→ **Exercise task**: Pull each line holding "изложить" out of the entries below.

*****

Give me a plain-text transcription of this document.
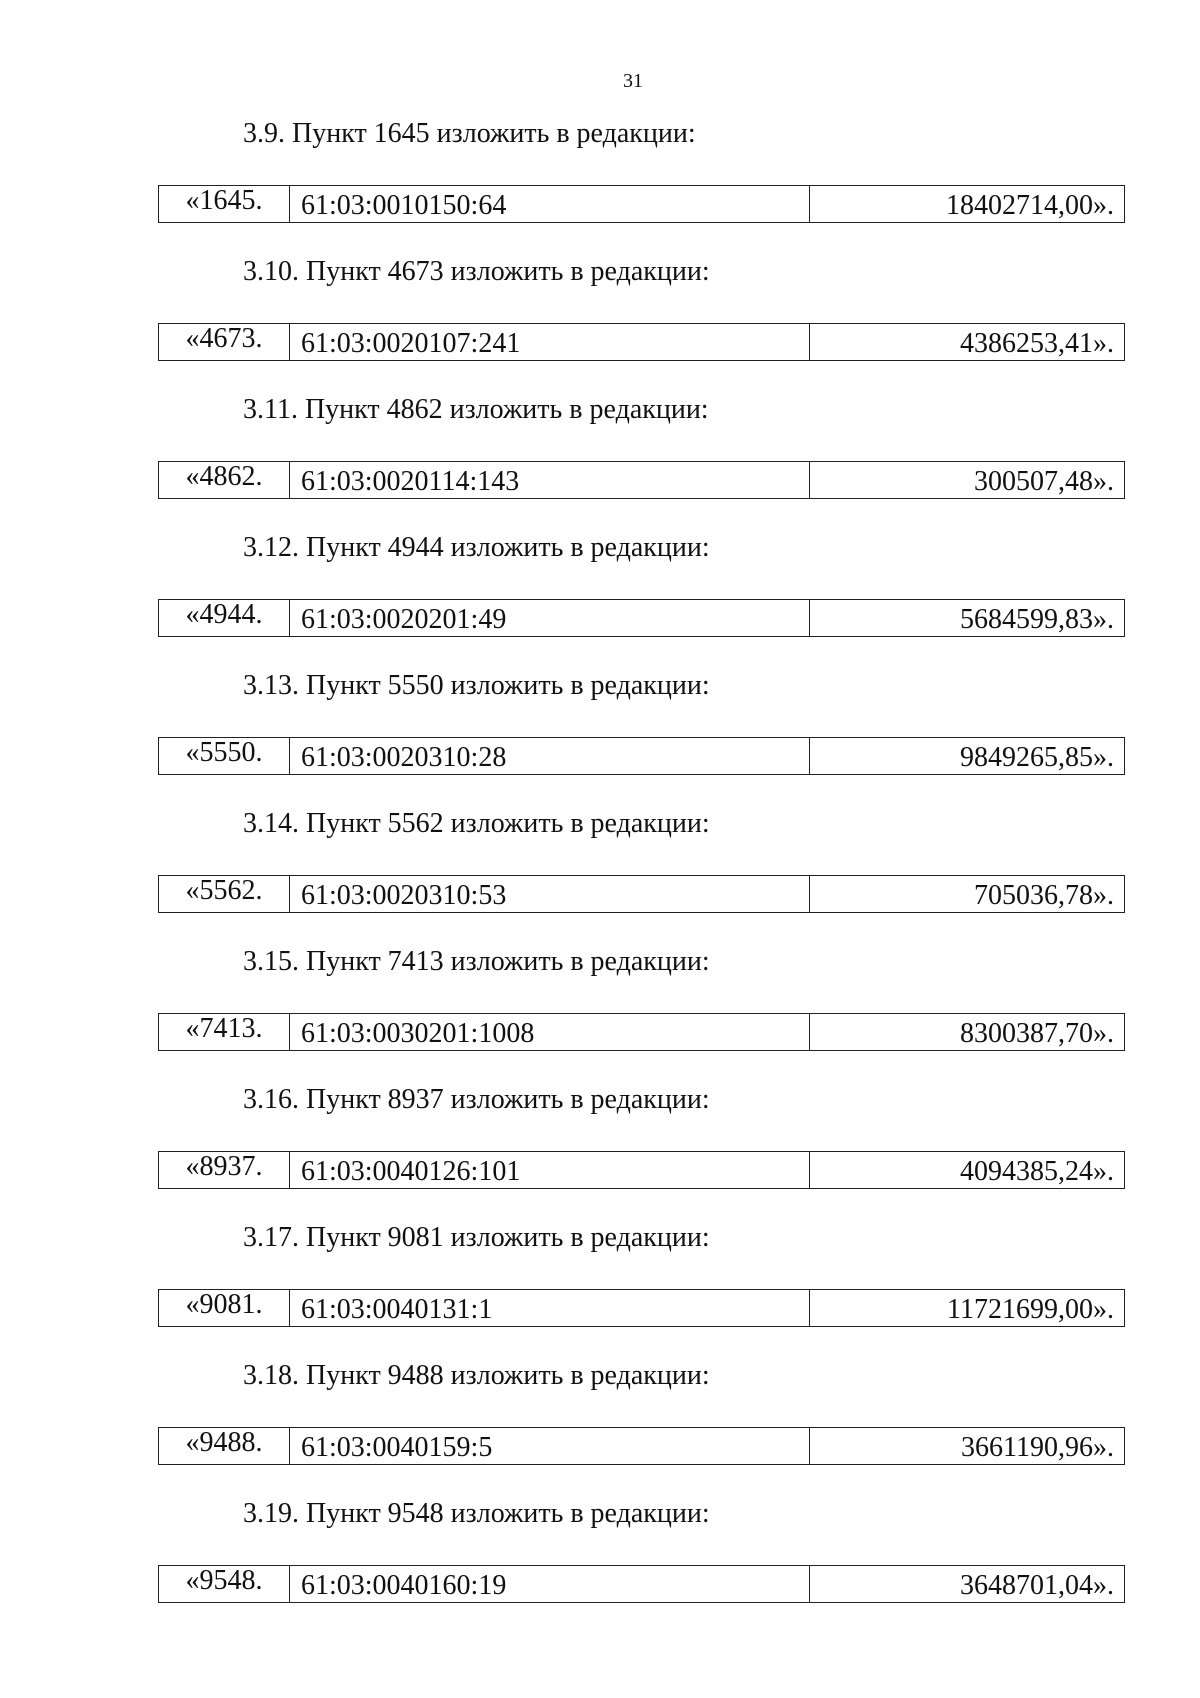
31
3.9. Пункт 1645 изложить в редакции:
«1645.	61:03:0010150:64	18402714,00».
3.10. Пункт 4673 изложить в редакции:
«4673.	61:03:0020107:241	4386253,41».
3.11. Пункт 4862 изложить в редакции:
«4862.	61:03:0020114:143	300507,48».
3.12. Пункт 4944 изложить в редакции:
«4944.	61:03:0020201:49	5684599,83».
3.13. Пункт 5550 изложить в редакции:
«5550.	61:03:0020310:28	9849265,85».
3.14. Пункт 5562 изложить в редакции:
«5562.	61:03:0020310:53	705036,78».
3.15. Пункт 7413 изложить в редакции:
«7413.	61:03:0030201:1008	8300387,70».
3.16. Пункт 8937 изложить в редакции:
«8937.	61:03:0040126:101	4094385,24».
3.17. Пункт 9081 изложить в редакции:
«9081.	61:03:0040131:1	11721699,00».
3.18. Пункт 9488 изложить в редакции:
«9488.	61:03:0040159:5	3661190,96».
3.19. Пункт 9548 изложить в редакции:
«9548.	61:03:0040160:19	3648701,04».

*****

→ **Task solution**:
3.9. Пункт 1645 изложить в редакции:
3.10. Пункт 4673 изложить в редакции:
3.11. Пункт 4862 изложить в редакции:
3.12. Пункт 4944 изложить в редакции:
3.13. Пункт 5550 изложить в редакции:
3.14. Пункт 5562 изложить в редакции:
3.15. Пункт 7413 изложить в редакции:
3.16. Пункт 8937 изложить в редакции:
3.17. Пункт 9081 изложить в редакции:
3.18. Пункт 9488 изложить в редакции:
3.19. Пункт 9548 изложить в редакции:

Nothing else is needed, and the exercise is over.